>> Start

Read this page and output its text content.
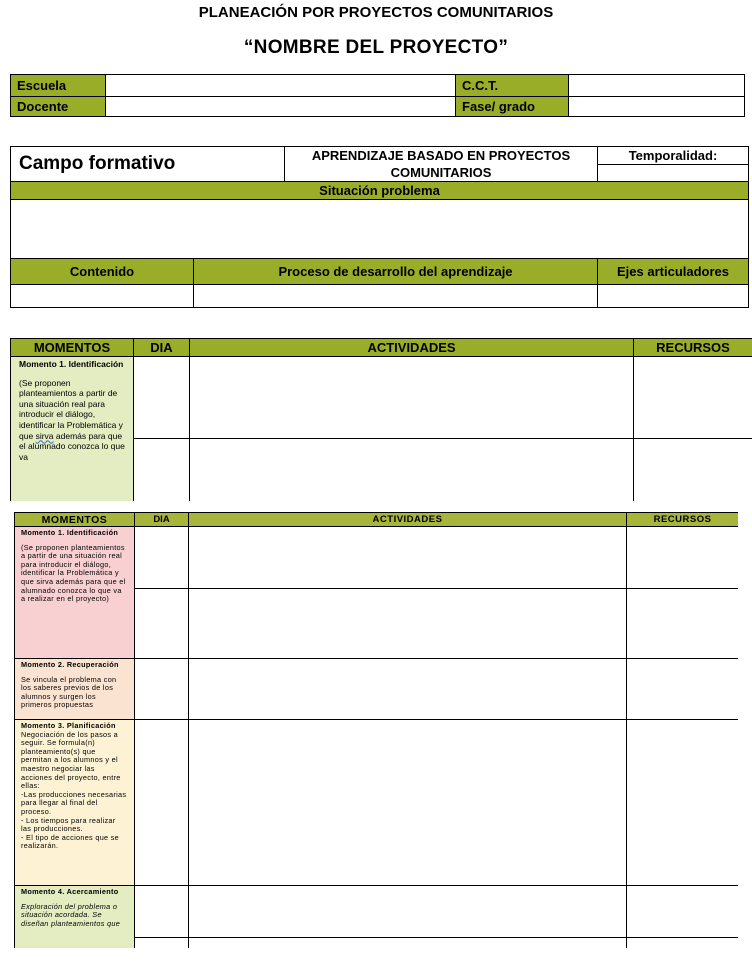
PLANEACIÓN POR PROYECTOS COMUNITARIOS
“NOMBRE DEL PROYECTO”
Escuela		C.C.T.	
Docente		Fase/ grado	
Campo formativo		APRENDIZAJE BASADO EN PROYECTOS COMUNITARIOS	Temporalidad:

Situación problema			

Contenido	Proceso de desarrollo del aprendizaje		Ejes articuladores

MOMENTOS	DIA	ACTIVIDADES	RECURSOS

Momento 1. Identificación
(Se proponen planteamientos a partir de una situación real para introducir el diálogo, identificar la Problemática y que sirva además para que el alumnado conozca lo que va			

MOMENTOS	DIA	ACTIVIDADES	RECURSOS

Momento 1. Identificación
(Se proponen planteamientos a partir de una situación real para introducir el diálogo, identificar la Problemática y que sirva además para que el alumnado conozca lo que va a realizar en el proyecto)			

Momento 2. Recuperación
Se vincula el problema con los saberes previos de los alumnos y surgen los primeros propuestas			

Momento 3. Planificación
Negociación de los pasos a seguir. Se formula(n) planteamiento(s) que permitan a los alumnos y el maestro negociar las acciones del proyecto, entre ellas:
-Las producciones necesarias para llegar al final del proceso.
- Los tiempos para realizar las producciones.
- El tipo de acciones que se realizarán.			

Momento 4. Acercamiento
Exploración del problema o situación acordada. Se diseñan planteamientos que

>> End

## Exercise prompt:
Every entry should be returned exactly as written, minus the pictures.

## The result:
Read this page and output its text content.
PLANEACIÓN POR PROYECTOS COMUNITARIOS
“NOMBRE DEL PROYECTO”
Escuela		C.C.T.	
Docente		Fase/ grado	
Campo formativo		APRENDIZAJE BASADO EN PROYECTOS COMUNITARIOS	Temporalidad:

Situación problema			

Contenido	Proceso de desarrollo del aprendizaje		Ejes articuladores

MOMENTOS	DIA	ACTIVIDADES	RECURSOS

Momento 1. Identificación
(Se proponen planteamientos a partir de una situación real para introducir el diálogo, identificar la Problemática y que sirva además para que el alumnado conozca lo que va			

MOMENTOS	DIA	ACTIVIDADES	RECURSOS

Momento 1. Identificación
(Se proponen planteamientos a partir de una situación real para introducir el diálogo, identificar la Problemática y que sirva además para que el alumnado conozca lo que va a realizar en el proyecto)			

Momento 2. Recuperación
Se vincula el problema con los saberes previos de los alumnos y surgen los primeros propuestas			

Momento 3. Planificación
Negociación de los pasos a seguir. Se formula(n) planteamiento(s) que permitan a los alumnos y el maestro negociar las acciones del proyecto, entre ellas:
-Las producciones necesarias para llegar al final del proceso.
- Los tiempos para realizar las producciones.
- El tipo de acciones que se realizarán.			

Momento 4. Acercamiento
Exploración del problema o situación acordada. Se diseñan planteamientos que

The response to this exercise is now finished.